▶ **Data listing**
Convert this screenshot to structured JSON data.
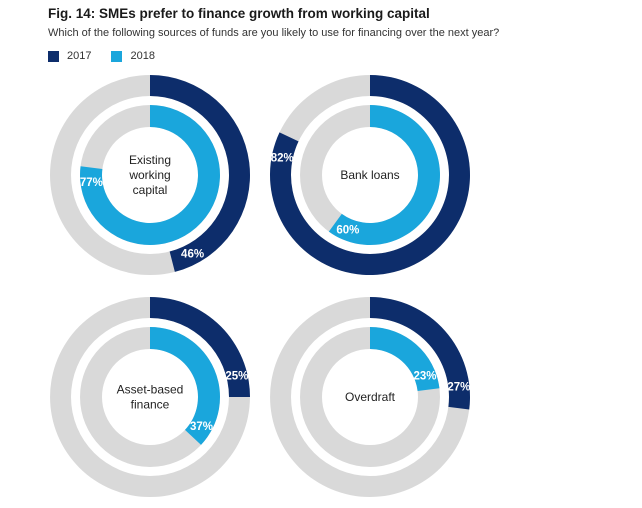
{
  "title": "Fig. 14: SMEs prefer to finance growth from working capital",
  "subtitle": "Which of the following sources of funds are you likely to use for financing over the next year?",
  "legend": [
    {
      "label": "2017",
      "color": "#0d2d6b"
    },
    {
      "label": "2018",
      "color": "#1aa6dc"
    }
  ],
  "colors": {
    "track": "#d9d9d9",
    "y2017": "#0d2d6b",
    "y2018": "#1aa6dc"
  },
  "chart_data": {
    "type": "pie",
    "categories": [
      "Existing working capital",
      "Bank loans",
      "Asset-based finance",
      "Overdraft"
    ],
    "series": [
      {
        "name": "2017",
        "values": [
          46,
          82,
          25,
          27
        ]
      },
      {
        "name": "2018",
        "values": [
          77,
          60,
          37,
          23
        ]
      }
    ],
    "units": "%",
    "panels": [
      {
        "label": "Existing\nworking\ncapital",
        "v2017": 46,
        "v2018": 77,
        "t2017": "46%",
        "t2018": "77%"
      },
      {
        "label": "Bank loans",
        "v2017": 82,
        "v2018": 60,
        "t2017": "82%",
        "t2018": "60%"
      },
      {
        "label": "Asset-based\nfinance",
        "v2017": 25,
        "v2018": 37,
        "t2017": "25%",
        "t2018": "37%"
      },
      {
        "label": "Overdraft",
        "v2017": 27,
        "v2018": 23,
        "t2017": "27%",
        "t2018": "23%"
      }
    ]
  }
}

▶ **Stated exercise**
Print the records above exactly as they stand, but leave out the pictures.

▶ **In response**
Convert this screenshot to structured JSON data.
{
  "title": "Fig. 14: SMEs prefer to finance growth from working capital",
  "subtitle": "Which of the following sources of funds are you likely to use for financing over the next year?",
  "legend": [
    {
      "label": "2017",
      "color": "#0d2d6b"
    },
    {
      "label": "2018",
      "color": "#1aa6dc"
    }
  ],
  "colors": {
    "track": "#d9d9d9",
    "y2017": "#0d2d6b",
    "y2018": "#1aa6dc"
  },
  "chart_data": {
    "type": "pie",
    "categories": [
      "Existing working capital",
      "Bank loans",
      "Asset-based finance",
      "Overdraft"
    ],
    "series": [
      {
        "name": "2017",
        "values": [
          46,
          82,
          25,
          27
        ]
      },
      {
        "name": "2018",
        "values": [
          77,
          60,
          37,
          23
        ]
      }
    ],
    "units": "%",
    "panels": [
      {
        "label": "Existing\nworking\ncapital",
        "v2017": 46,
        "v2018": 77,
        "t2017": "46%",
        "t2018": "77%"
      },
      {
        "label": "Bank loans",
        "v2017": 82,
        "v2018": 60,
        "t2017": "82%",
        "t2018": "60%"
      },
      {
        "label": "Asset-based\nfinance",
        "v2017": 25,
        "v2018": 37,
        "t2017": "25%",
        "t2018": "37%"
      },
      {
        "label": "Overdraft",
        "v2017": 27,
        "v2018": 23,
        "t2017": "27%",
        "t2018": "23%"
      }
    ]
  }
}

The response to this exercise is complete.